» **SUPPLIED PASSAGE**
(begin)
(JTA) – After two years of Florida schools making headlines for pulling Anne Frank’s diary, “Schindler’s List,” Saul Bellow novels and other Jewish books, Ron DeSantis has conceded that his state’s book challenge policy has gone too far.
DeSantis, the governor and former Republican presidential candidate, pinned the blame not on the policy itself but on activists who he said have made excessive use of the regulations.
“Although we like people wanting to be involved in what’s going on, to just show up and object to every single book under the sun, that is not an appropriate situation here and we’ve seen that occasionally,” he said during a press conference Thursday where he announced his intent to “prevent abuses in the objection process and ensure that districts aren’t overwhelmed by frivolous challenges.”
It was an abrupt about-face for DeSantis, who had staked much of his national reputation on being a conservative culture warrior and cultivated the growth of active book-challenge groups such as Moms For Liberty in his state.
High on his list of suggestions is a plan to fine individuals who challenge more than a certain number of books. The governor endorsed a proposed law that would let districts impose a $100 fee on parents who object to more than five books. He also stated that people without children in the district shouldn’t be filing an abundance of challenges.
Under this plan, one parent in particular could be hit with more fines than any other: Bruce Friedman, a Jewish father in the Jacksonville area who has become a national symbol of the book-ban movement.
Friedman has filed challenges against hundreds of books in his public school district that he says are inappropriate for students, making him the most frequent book challenger in the state — and possibly the most prolific in the country. He has pushed his school to pull “Anne Frank’s Diary: The Graphic Adaptation,” claiming a small illustration of Anne’s recounting of same-sex attraction made it inappropriate for children.
(end)
Can you continue the news report on Ron DeSantis and Florida's book challenge policy from its last sentence onward?

» **INFORMATION PROVIDED**
(begin)
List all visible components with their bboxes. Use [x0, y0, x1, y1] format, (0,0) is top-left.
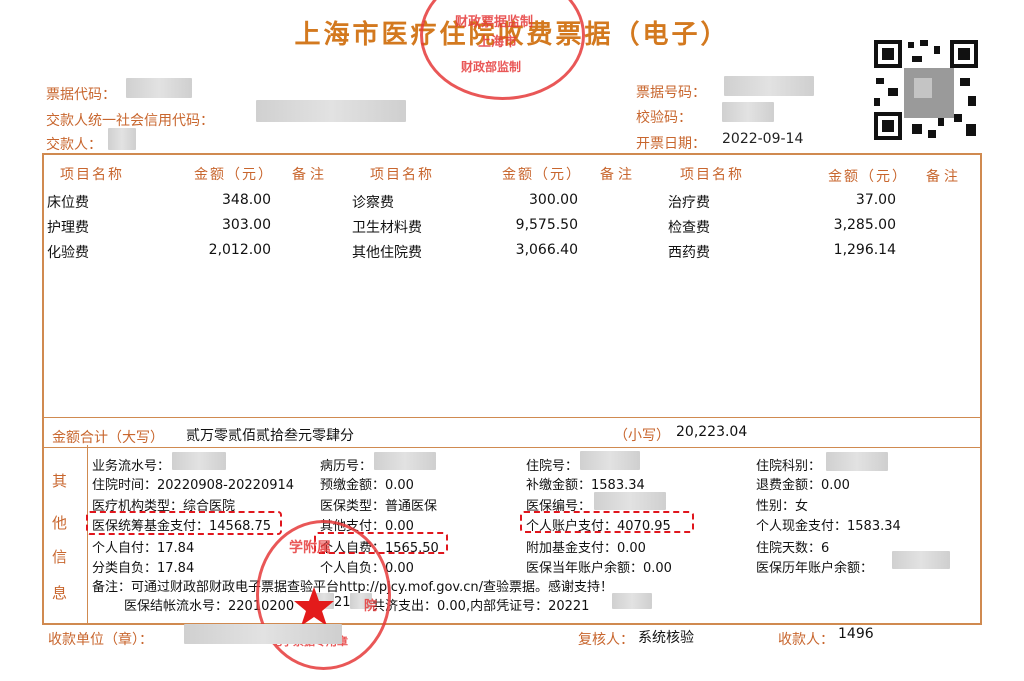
(end)
» **SOLVED PROBLEM**
He has also challenged books including the young-adult Holocaust novel “The Librarian of Auschwitz” and the middle-grade novel “Get a Grip, Vivy Cohen,” about an autistic Jewish girl and her gay best friend. While the district agreed to pull “Anne Frank’s Diary,” both of the latter books were restored to shelves after Friedman’s district found nothing wrong with them.
But he says he isn’t scared of the policy change.
“They think the fee will stop me. That’s funny,” he told the Miami Herald, arguing that state lawmakers were the ones to blame for his flurry of challenges because they failed to clearly define the terms of their initial law restricting content in schools.
Friedman elaborated on his position in an email to the Jewish Telegraphic Agency.
“The only thing that will stop me, other than G-d, is if my district creates a community approved guideline and rubric and institutes action including a modicum of discernment,” he wrote Tuesday.
Friedman proudly noted that more than 300 books have been permanently removed from the district “as a result of my diligent and stubborn efforts,” and that he has submitted 160 challenges in the last four months, adding, “Some of these may or may not have been written about, or written by, Jews. I do not feel this is important at all.”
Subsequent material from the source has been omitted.